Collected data
_ _ _ _ _

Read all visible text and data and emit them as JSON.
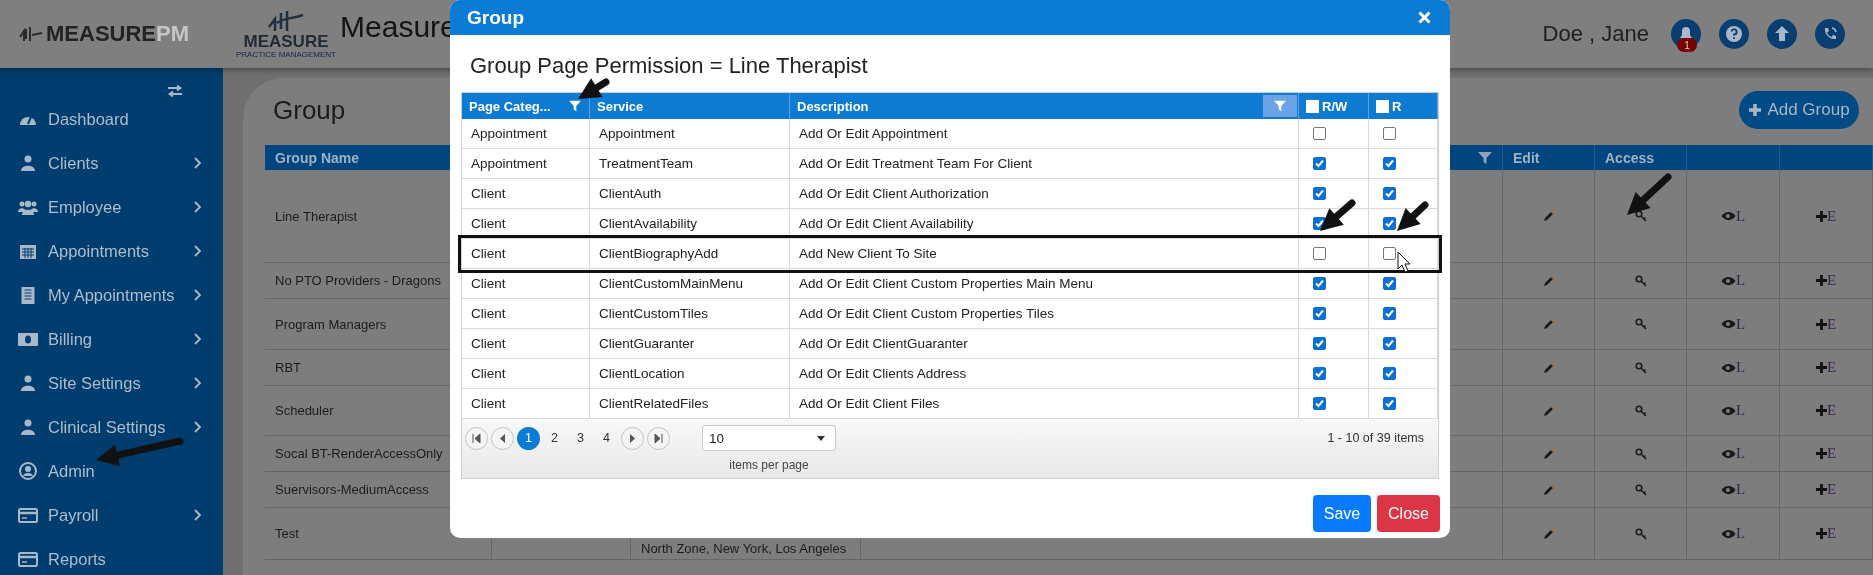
{
  "header": {
    "brand_main": "MEASURE",
    "brand_suffix": "PM",
    "logo_word": "MEASURE",
    "logo_tagline": "PRACTICE MANAGEMENT",
    "app_title": "Measure",
    "user_name": "Doe , Jane",
    "notification_count": "1"
  },
  "sidebar": {
    "items": [
      {
        "label": "Dashboard",
        "expandable": false
      },
      {
        "label": "Clients",
        "expandable": true
      },
      {
        "label": "Employee",
        "expandable": true
      },
      {
        "label": "Appointments",
        "expandable": true
      },
      {
        "label": "My Appointments",
        "expandable": true
      },
      {
        "label": "Billing",
        "expandable": true
      },
      {
        "label": "Site Settings",
        "expandable": true
      },
      {
        "label": "Clinical Settings",
        "expandable": true
      },
      {
        "label": "Admin",
        "expandable": false
      },
      {
        "label": "Payroll",
        "expandable": true
      },
      {
        "label": "Reports",
        "expandable": false
      }
    ]
  },
  "page": {
    "title": "Group",
    "add_button": "Add Group",
    "table": {
      "headers": {
        "name": "Group Name",
        "edit": "Edit",
        "access": "Access"
      },
      "rows": [
        {
          "name": "Line Therapist",
          "view_label": "L",
          "add_label": "E"
        },
        {
          "name": "No PTO Providers - Dragons",
          "view_label": "L",
          "add_label": "E"
        },
        {
          "name": "Program Managers",
          "view_label": "L",
          "add_label": "E"
        },
        {
          "name": "RBT",
          "view_label": "L",
          "add_label": "E"
        },
        {
          "name": "Scheduler",
          "view_label": "L",
          "add_label": "E"
        },
        {
          "name": "Socal BT-RenderAccessOnly",
          "view_label": "L",
          "add_label": "E"
        },
        {
          "name": "Suervisors-MediumAccess",
          "view_label": "L",
          "add_label": "E"
        },
        {
          "name": "Test",
          "region": "North Zone, New York, Los Angeles",
          "view_label": "L",
          "add_label": "E"
        }
      ]
    }
  },
  "dialog": {
    "title": "Group",
    "heading": "Group Page Permission = Line Therapist",
    "columns": [
      {
        "label": "Page Categ...",
        "kind": "filter"
      },
      {
        "label": "Service",
        "kind": "text"
      },
      {
        "label": "Description",
        "kind": "filter_box"
      },
      {
        "label": "R/W",
        "kind": "check",
        "checked": false
      },
      {
        "label": "R",
        "kind": "check",
        "checked": false
      }
    ],
    "rows": [
      {
        "category": "Appointment",
        "service": "Appointment",
        "description": "Add Or Edit Appointment",
        "rw": false,
        "r": false,
        "outlined": false
      },
      {
        "category": "Appointment",
        "service": "TreatmentTeam",
        "description": "Add Or Edit Treatment Team For Client",
        "rw": true,
        "r": true,
        "outlined": false
      },
      {
        "category": "Client",
        "service": "ClientAuth",
        "description": "Add Or Edit Client Authorization",
        "rw": true,
        "r": true,
        "outlined": false
      },
      {
        "category": "Client",
        "service": "ClientAvailability",
        "description": "Add Or Edit Client Availability",
        "rw": true,
        "r": true,
        "outlined": false
      },
      {
        "category": "Client",
        "service": "ClientBiographyAdd",
        "description": "Add New Client To Site",
        "rw": false,
        "r": false,
        "outlined": true
      },
      {
        "category": "Client",
        "service": "ClientCustomMainMenu",
        "description": "Add Or Edit Client Custom Properties Main Menu",
        "rw": true,
        "r": true,
        "outlined": false
      },
      {
        "category": "Client",
        "service": "ClientCustomTiles",
        "description": "Add Or Edit Client Custom Properties Tiles",
        "rw": true,
        "r": true,
        "outlined": false
      },
      {
        "category": "Client",
        "service": "ClientGuaranter",
        "description": "Add Or Edit ClientGuaranter",
        "rw": true,
        "r": true,
        "outlined": false
      },
      {
        "category": "Client",
        "service": "ClientLocation",
        "description": "Add Or Edit Clients Address",
        "rw": true,
        "r": true,
        "outlined": false
      },
      {
        "category": "Client",
        "service": "ClientRelatedFiles",
        "description": "Add Or Edit Client Files",
        "rw": true,
        "r": true,
        "outlined": false
      }
    ],
    "pager": {
      "pages": [
        {
          "label": "1",
          "selected": true
        },
        {
          "label": "2",
          "selected": false
        },
        {
          "label": "3",
          "selected": false
        },
        {
          "label": "4",
          "selected": false
        }
      ],
      "page_size": "10",
      "page_size_label": "items per page",
      "summary": "1 - 10 of 39 items"
    },
    "buttons": {
      "save": "Save",
      "close": "Close"
    }
  }
}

_ _ _ _ _

▸ Requirements: Restate each entry word for word, please, but drop any images it holds.

▸ Exercise result:
Read all visible text and data and emit them as JSON.
{
  "header": {
    "brand_main": "MEASURE",
    "brand_suffix": "PM",
    "logo_word": "MEASURE",
    "logo_tagline": "PRACTICE MANAGEMENT",
    "app_title": "Measure",
    "user_name": "Doe , Jane",
    "notification_count": "1"
  },
  "sidebar": {
    "items": [
      {
        "label": "Dashboard",
        "expandable": false
      },
      {
        "label": "Clients",
        "expandable": true
      },
      {
        "label": "Employee",
        "expandable": true
      },
      {
        "label": "Appointments",
        "expandable": true
      },
      {
        "label": "My Appointments",
        "expandable": true
      },
      {
        "label": "Billing",
        "expandable": true
      },
      {
        "label": "Site Settings",
        "expandable": true
      },
      {
        "label": "Clinical Settings",
        "expandable": true
      },
      {
        "label": "Admin",
        "expandable": false
      },
      {
        "label": "Payroll",
        "expandable": true
      },
      {
        "label": "Reports",
        "expandable": false
      }
    ]
  },
  "page": {
    "title": "Group",
    "add_button": "Add Group",
    "table": {
      "headers": {
        "name": "Group Name",
        "edit": "Edit",
        "access": "Access"
      },
      "rows": [
        {
          "name": "Line Therapist",
          "view_label": "L",
          "add_label": "E"
        },
        {
          "name": "No PTO Providers - Dragons",
          "view_label": "L",
          "add_label": "E"
        },
        {
          "name": "Program Managers",
          "view_label": "L",
          "add_label": "E"
        },
        {
          "name": "RBT",
          "view_label": "L",
          "add_label": "E"
        },
        {
          "name": "Scheduler",
          "view_label": "L",
          "add_label": "E"
        },
        {
          "name": "Socal BT-RenderAccessOnly",
          "view_label": "L",
          "add_label": "E"
        },
        {
          "name": "Suervisors-MediumAccess",
          "view_label": "L",
          "add_label": "E"
        },
        {
          "name": "Test",
          "region": "North Zone, New York, Los Angeles",
          "view_label": "L",
          "add_label": "E"
        }
      ]
    }
  },
  "dialog": {
    "title": "Group",
    "heading": "Group Page Permission = Line Therapist",
    "columns": [
      {
        "label": "Page Categ...",
        "kind": "filter"
      },
      {
        "label": "Service",
        "kind": "text"
      },
      {
        "label": "Description",
        "kind": "filter_box"
      },
      {
        "label": "R/W",
        "kind": "check",
        "checked": false
      },
      {
        "label": "R",
        "kind": "check",
        "checked": false
      }
    ],
    "rows": [
      {
        "category": "Appointment",
        "service": "Appointment",
        "description": "Add Or Edit Appointment",
        "rw": false,
        "r": false,
        "outlined": false
      },
      {
        "category": "Appointment",
        "service": "TreatmentTeam",
        "description": "Add Or Edit Treatment Team For Client",
        "rw": true,
        "r": true,
        "outlined": false
      },
      {
        "category": "Client",
        "service": "ClientAuth",
        "description": "Add Or Edit Client Authorization",
        "rw": true,
        "r": true,
        "outlined": false
      },
      {
        "category": "Client",
        "service": "ClientAvailability",
        "description": "Add Or Edit Client Availability",
        "rw": true,
        "r": true,
        "outlined": false
      },
      {
        "category": "Client",
        "service": "ClientBiographyAdd",
        "description": "Add New Client To Site",
        "rw": false,
        "r": false,
        "outlined": true
      },
      {
        "category": "Client",
        "service": "ClientCustomMainMenu",
        "description": "Add Or Edit Client Custom Properties Main Menu",
        "rw": true,
        "r": true,
        "outlined": false
      },
      {
        "category": "Client",
        "service": "ClientCustomTiles",
        "description": "Add Or Edit Client Custom Properties Tiles",
        "rw": true,
        "r": true,
        "outlined": false
      },
      {
        "category": "Client",
        "service": "ClientGuaranter",
        "description": "Add Or Edit ClientGuaranter",
        "rw": true,
        "r": true,
        "outlined": false
      },
      {
        "category": "Client",
        "service": "ClientLocation",
        "description": "Add Or Edit Clients Address",
        "rw": true,
        "r": true,
        "outlined": false
      },
      {
        "category": "Client",
        "service": "ClientRelatedFiles",
        "description": "Add Or Edit Client Files",
        "rw": true,
        "r": true,
        "outlined": false
      }
    ],
    "pager": {
      "pages": [
        {
          "label": "1",
          "selected": true
        },
        {
          "label": "2",
          "selected": false
        },
        {
          "label": "3",
          "selected": false
        },
        {
          "label": "4",
          "selected": false
        }
      ],
      "page_size": "10",
      "page_size_label": "items per page",
      "summary": "1 - 10 of 39 items"
    },
    "buttons": {
      "save": "Save",
      "close": "Close"
    }
  }
}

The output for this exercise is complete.